:: TRECHO DO DOCUMENTO ::

O Brasil está quebrado, ainda que nem todos tenham se dado conta da gravidade de nossa situação. A armadilha de câmbio e juros gerou uma brutal vulnerabilidade externa. Nosso superávit comercial de US$ 10,4 bilhões se transformou em déficit de US$ 5,5 bilhões este ano e o déficit de transações correntes saltou de US$ 1,7 bilhões para US$ 32,1 bilhões, ao longo do primeiro governo FHC. A crise financeira internacional deverá comprometer por um período prolongado a liquidez e o país não consegue mais financiar seu pesado passivo externo. O déficit externo crescente fragilizou as finanças públicas, nossa dívida interna mobiliária saltou de R$ 61 bilhões para R$ 304 bilhões, crescendo em média R$ 240 milhões por dia durante estes quatro anos de FHC.
O governo empurrou com a barriga os graves desequilíbrios, assistiu passivo a perda de mais de US$ 30 bilhões de reservas cambiais e agora começa a apresentar a conta a população. Estamos voltados ao FMI, a sua política ortodoxa e monetarista que têm sido um retumbante fracasso nos países que se submeteram a sua estratégia de ajuste. O socorro financeiro terá um custo elevado e contrapartidas que apontam para aprofundar o ajuste neoliberal, mantendo a abertura comercial, financeira, privatizações e agora a implantação da segunda geração de reformas sociais com o ataque aos direitos trabalhistas e privatização da Previdência Social.

:::

§ **OBJETIVO A**:
Segundo o trecho sobre a economia brasileira, o que fragilizou as finanças públicas e como isso aparece na dívida interna mobiliária? Responda em uma a três frases.
§ **OBJETIVO B**:
Transcreva do trecho sobre a economia brasileira a parte que começa em "O governo empurrou" e segue até "da Previdência Social.".
As linhas não têm relação com o trecho acima.

:: SEÇÃO DE DADOS ::

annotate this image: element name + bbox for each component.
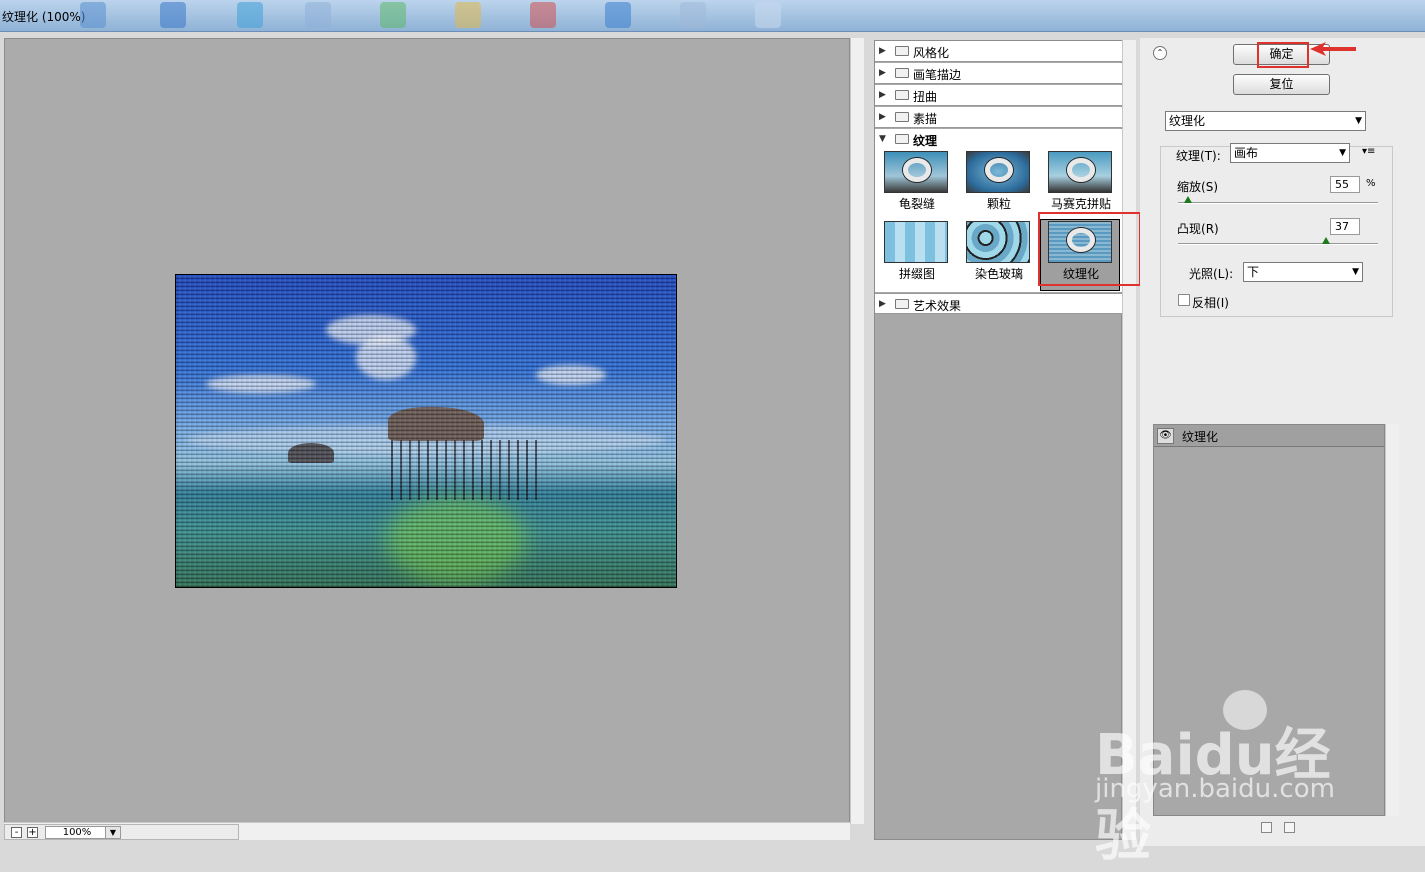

:::

§ **RESPOSTA DA TAREFA A**:
O déficit externo crescente fragilizou as finanças públicas. Nos quatro anos de FHC, a dívida interna mobiliária saltou de R$ 61 bilhões para R$ 304 bilhões, crescendo em média R$ 240 milhões por dia.

§ **RESPOSTA DA TAREFA B**:
O governo empurrou com a barriga os graves desequilíbrios, assistiu passivo a perda de mais de US$ 30 bilhões de reservas cambiais e agora começa a apresentar a conta a população. Estamos voltados ao FMI, a sua política ortodoxa e monetarista que têm sido um retumbante fracasso nos países que se submeteram a sua estratégia de ajuste. O socorro financeiro terá um custo elevado e contrapartidas que apontam para aprofundar o ajuste neoliberal, mantendo a abertura comercial, financeira, privatizações e agora a implantação da segunda geração de reformas sociais com o ataque aos direitos trabalhistas e privatização da Previdência Social.